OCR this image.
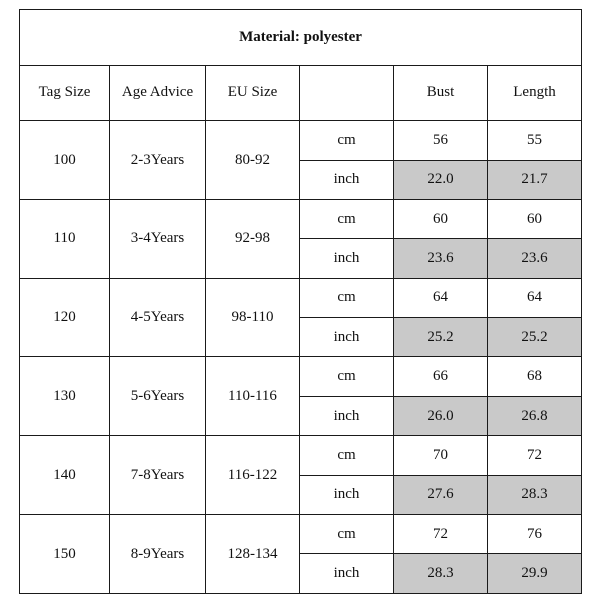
Material: polyester					
Tag Size	Age Advice	EU Size		Bust	Length
100	2-3Years	80-92	cm	56	55
			inch	22.0	21.7
110	3-4Years	92-98	cm	60	60
			inch	23.6	23.6
120	4-5Years	98-110	cm	64	64
			inch	25.2	25.2
130	5-6Years	110-116	cm	66	68
			inch	26.0	26.8
140	7-8Years	116-122	cm	70	72
			inch	27.6	28.3
150	8-9Years	128-134	cm	72	76
			inch	28.3	29.9
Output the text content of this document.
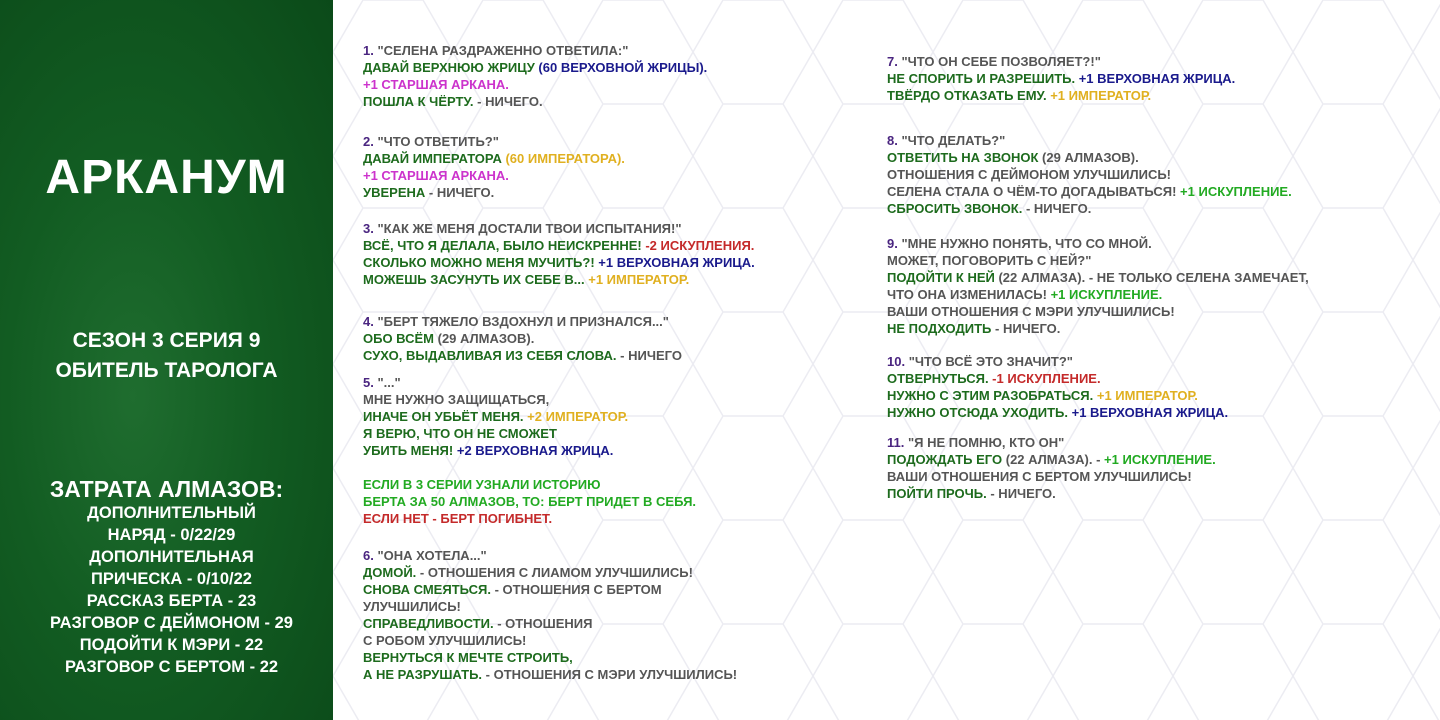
АРКАНУМ
СЕЗОН 3 СЕРИЯ 9
ОБИТЕЛЬ ТАРОЛОГА
ЗАТРАТА АЛМАЗОВ:
ДОПОЛНИТЕЛЬНЫЙ
НАРЯД - 0/22/29
ДОПОЛНИТЕЛЬНАЯ
ПРИЧЕСКА - 0/10/22
РАССКАЗ БЕРТА - 23
РАЗГОВОР С ДЕЙМОНОМ - 29
ПОДОЙТИ К МЭРИ - 22
РАЗГОВОР С БЕРТОМ - 22
1. "СЕЛЕНА РАЗДРАЖЕННО ОТВЕТИЛА:"
ДАВАЙ ВЕРХНЮЮ ЖРИЦУ (60 ВЕРХОВНОЙ ЖРИЦЫ).
+1 СТАРШАЯ АРКАНА.
ПОШЛА К ЧЁРТУ. - НИЧЕГО.
2. "ЧТО ОТВЕТИТЬ?"
ДАВАЙ ИМПЕРАТОРА (60 ИМПЕРАТОРА).
+1 СТАРШАЯ АРКАНА.
УВЕРЕНА - НИЧЕГО.
3. "КАК ЖЕ МЕНЯ ДОСТАЛИ ТВОИ ИСПЫТАНИЯ!"
ВСЁ, ЧТО Я ДЕЛАЛА, БЫЛО НЕИСКРЕННЕ! -2 ИСКУПЛЕНИЯ.
СКОЛЬКО МОЖНО МЕНЯ МУЧИТЬ?! +1 ВЕРХОВНАЯ ЖРИЦА.
МОЖЕШЬ ЗАСУНУТЬ ИХ СЕБЕ В... +1 ИМПЕРАТОР.
4. "БЕРТ ТЯЖЕЛО ВЗДОХНУЛ И ПРИЗНАЛСЯ..."
ОБО ВСЁМ (29 АЛМАЗОВ).
СУХО, ВЫДАВЛИВАЯ ИЗ СЕБЯ СЛОВА. - НИЧЕГО
5. "..."
МНЕ НУЖНО ЗАЩИЩАТЬСЯ,
ИНАЧЕ ОН УБЬЁТ МЕНЯ. +2 ИМПЕРАТОР.
Я ВЕРЮ, ЧТО ОН НЕ СМОЖЕТ
УБИТЬ МЕНЯ! +2 ВЕРХОВНАЯ ЖРИЦА.
ЕСЛИ В 3 СЕРИИ УЗНАЛИ ИСТОРИЮ
БЕРТА ЗА 50 АЛМАЗОВ, ТО: БЕРТ ПРИДЕТ В СЕБЯ.
ЕСЛИ НЕТ - БЕРТ ПОГИБНЕТ.
6. "ОНА ХОТЕЛА..."
ДОМОЙ. - ОТНОШЕНИЯ С ЛИАМОМ УЛУЧШИЛИСЬ!
СНОВА СМЕЯТЬСЯ. - ОТНОШЕНИЯ С БЕРТОМ
УЛУЧШИЛИСЬ!
СПРАВЕДЛИВОСТИ. - ОТНОШЕНИЯ
С РОБОМ УЛУЧШИЛИСЬ!
ВЕРНУТЬСЯ К МЕЧТЕ СТРОИТЬ,
А НЕ РАЗРУШАТЬ. - ОТНОШЕНИЯ С МЭРИ УЛУЧШИЛИСЬ!
7. "ЧТО ОН СЕБЕ ПОЗВОЛЯЕТ?!"
НЕ СПОРИТЬ И РАЗРЕШИТЬ. +1 ВЕРХОВНАЯ ЖРИЦА.
ТВЁРДО ОТКАЗАТЬ ЕМУ. +1 ИМПЕРАТОР.
8. "ЧТО ДЕЛАТЬ?"
ОТВЕТИТЬ НА ЗВОНОК (29 АЛМАЗОВ).
ОТНОШЕНИЯ С ДЕЙМОНОМ УЛУЧШИЛИСЬ!
СЕЛЕНА СТАЛА О ЧЁМ-ТО ДОГАДЫВАТЬСЯ! +1 ИСКУПЛЕНИЕ.
СБРОСИТЬ ЗВОНОК. - НИЧЕГО.
9. "МНЕ НУЖНО ПОНЯТЬ, ЧТО СО МНОЙ.
МОЖЕТ, ПОГОВОРИТЬ С НЕЙ?"
ПОДОЙТИ К НЕЙ (22 АЛМАЗА). - НЕ ТОЛЬКО СЕЛЕНА ЗАМЕЧАЕТ,
ЧТО ОНА ИЗМЕНИЛАСЬ! +1 ИСКУПЛЕНИЕ.
ВАШИ ОТНОШЕНИЯ С МЭРИ УЛУЧШИЛИСЬ!
НЕ ПОДХОДИТЬ - НИЧЕГО.
10. "ЧТО ВСЁ ЭТО ЗНАЧИТ?"
ОТВЕРНУТЬСЯ. -1 ИСКУПЛЕНИЕ.
НУЖНО С ЭТИМ РАЗОБРАТЬСЯ. +1 ИМПЕРАТОР.
НУЖНО ОТСЮДА УХОДИТЬ. +1 ВЕРХОВНАЯ ЖРИЦА.
11. "Я НЕ ПОМНЮ, КТО ОН"
ПОДОЖДАТЬ ЕГО (22 АЛМАЗА). - +1 ИСКУПЛЕНИЕ.
ВАШИ ОТНОШЕНИЯ С БЕРТОМ УЛУЧШИЛИСЬ!
ПОЙТИ ПРОЧЬ. - НИЧЕГО.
====
» Directions
Go through the data above and transcribe it in full, omitting any image.

» Solution to this problem
OCR this image.
Material: polyester					
Tag Size	Age Advice	EU Size		Bust	Length
100	2-3Years	80-92	cm	56	55
			inch	22.0	21.7
110	3-4Years	92-98	cm	60	60
			inch	23.6	23.6
120	4-5Years	98-110	cm	64	64
			inch	25.2	25.2
130	5-6Years	110-116	cm	66	68
			inch	26.0	26.8
140	7-8Years	116-122	cm	70	72
			inch	27.6	28.3
150	8-9Years	128-134	cm	72	76
			inch	28.3	29.9
Output the text content of this document.
АРКАНУМ
СЕЗОН 3 СЕРИЯ 9
ОБИТЕЛЬ ТАРОЛОГА
ЗАТРАТА АЛМАЗОВ:
ДОПОЛНИТЕЛЬНЫЙ
НАРЯД - 0/22/29
ДОПОЛНИТЕЛЬНАЯ
ПРИЧЕСКА - 0/10/22
РАССКАЗ БЕРТА - 23
РАЗГОВОР С ДЕЙМОНОМ - 29
ПОДОЙТИ К МЭРИ - 22
РАЗГОВОР С БЕРТОМ - 22
1. "СЕЛЕНА РАЗДРАЖЕННО ОТВЕТИЛА:"
ДАВАЙ ВЕРХНЮЮ ЖРИЦУ (60 ВЕРХОВНОЙ ЖРИЦЫ).
+1 СТАРШАЯ АРКАНА.
ПОШЛА К ЧЁРТУ. - НИЧЕГО.
2. "ЧТО ОТВЕТИТЬ?"
ДАВАЙ ИМПЕРАТОРА (60 ИМПЕРАТОРА).
+1 СТАРШАЯ АРКАНА.
УВЕРЕНА - НИЧЕГО.
3. "КАК ЖЕ МЕНЯ ДОСТАЛИ ТВОИ ИСПЫТАНИЯ!"
ВСЁ, ЧТО Я ДЕЛАЛА, БЫЛО НЕИСКРЕННЕ! -2 ИСКУПЛЕНИЯ.
СКОЛЬКО МОЖНО МЕНЯ МУЧИТЬ?! +1 ВЕРХОВНАЯ ЖРИЦА.
МОЖЕШЬ ЗАСУНУТЬ ИХ СЕБЕ В... +1 ИМПЕРАТОР.
4. "БЕРТ ТЯЖЕЛО ВЗДОХНУЛ И ПРИЗНАЛСЯ..."
ОБО ВСЁМ (29 АЛМАЗОВ).
СУХО, ВЫДАВЛИВАЯ ИЗ СЕБЯ СЛОВА. - НИЧЕГО
5. "..."
МНЕ НУЖНО ЗАЩИЩАТЬСЯ,
ИНАЧЕ ОН УБЬЁТ МЕНЯ. +2 ИМПЕРАТОР.
Я ВЕРЮ, ЧТО ОН НЕ СМОЖЕТ
УБИТЬ МЕНЯ! +2 ВЕРХОВНАЯ ЖРИЦА.
ЕСЛИ В 3 СЕРИИ УЗНАЛИ ИСТОРИЮ
БЕРТА ЗА 50 АЛМАЗОВ, ТО: БЕРТ ПРИДЕТ В СЕБЯ.
ЕСЛИ НЕТ - БЕРТ ПОГИБНЕТ.
6. "ОНА ХОТЕЛА..."
ДОМОЙ. - ОТНОШЕНИЯ С ЛИАМОМ УЛУЧШИЛИСЬ!
СНОВА СМЕЯТЬСЯ. - ОТНОШЕНИЯ С БЕРТОМ
УЛУЧШИЛИСЬ!
СПРАВЕДЛИВОСТИ. - ОТНОШЕНИЯ
С РОБОМ УЛУЧШИЛИСЬ!
ВЕРНУТЬСЯ К МЕЧТЕ СТРОИТЬ,
А НЕ РАЗРУШАТЬ. - ОТНОШЕНИЯ С МЭРИ УЛУЧШИЛИСЬ!
7. "ЧТО ОН СЕБЕ ПОЗВОЛЯЕТ?!"
НЕ СПОРИТЬ И РАЗРЕШИТЬ. +1 ВЕРХОВНАЯ ЖРИЦА.
ТВЁРДО ОТКАЗАТЬ ЕМУ. +1 ИМПЕРАТОР.
8. "ЧТО ДЕЛАТЬ?"
ОТВЕТИТЬ НА ЗВОНОК (29 АЛМАЗОВ).
ОТНОШЕНИЯ С ДЕЙМОНОМ УЛУЧШИЛИСЬ!
СЕЛЕНА СТАЛА О ЧЁМ-ТО ДОГАДЫВАТЬСЯ! +1 ИСКУПЛЕНИЕ.
СБРОСИТЬ ЗВОНОК. - НИЧЕГО.
9. "МНЕ НУЖНО ПОНЯТЬ, ЧТО СО МНОЙ.
МОЖЕТ, ПОГОВОРИТЬ С НЕЙ?"
ПОДОЙТИ К НЕЙ (22 АЛМАЗА). - НЕ ТОЛЬКО СЕЛЕНА ЗАМЕЧАЕТ,
ЧТО ОНА ИЗМЕНИЛАСЬ! +1 ИСКУПЛЕНИЕ.
ВАШИ ОТНОШЕНИЯ С МЭРИ УЛУЧШИЛИСЬ!
НЕ ПОДХОДИТЬ - НИЧЕГО.
10. "ЧТО ВСЁ ЭТО ЗНАЧИТ?"
ОТВЕРНУТЬСЯ. -1 ИСКУПЛЕНИЕ.
НУЖНО С ЭТИМ РАЗОБРАТЬСЯ. +1 ИМПЕРАТОР.
НУЖНО ОТСЮДА УХОДИТЬ. +1 ВЕРХОВНАЯ ЖРИЦА.
11. "Я НЕ ПОМНЮ, КТО ОН"
ПОДОЖДАТЬ ЕГО (22 АЛМАЗА). - +1 ИСКУПЛЕНИЕ.
ВАШИ ОТНОШЕНИЯ С БЕРТОМ УЛУЧШИЛИСЬ!
ПОЙТИ ПРОЧЬ. - НИЧЕГО.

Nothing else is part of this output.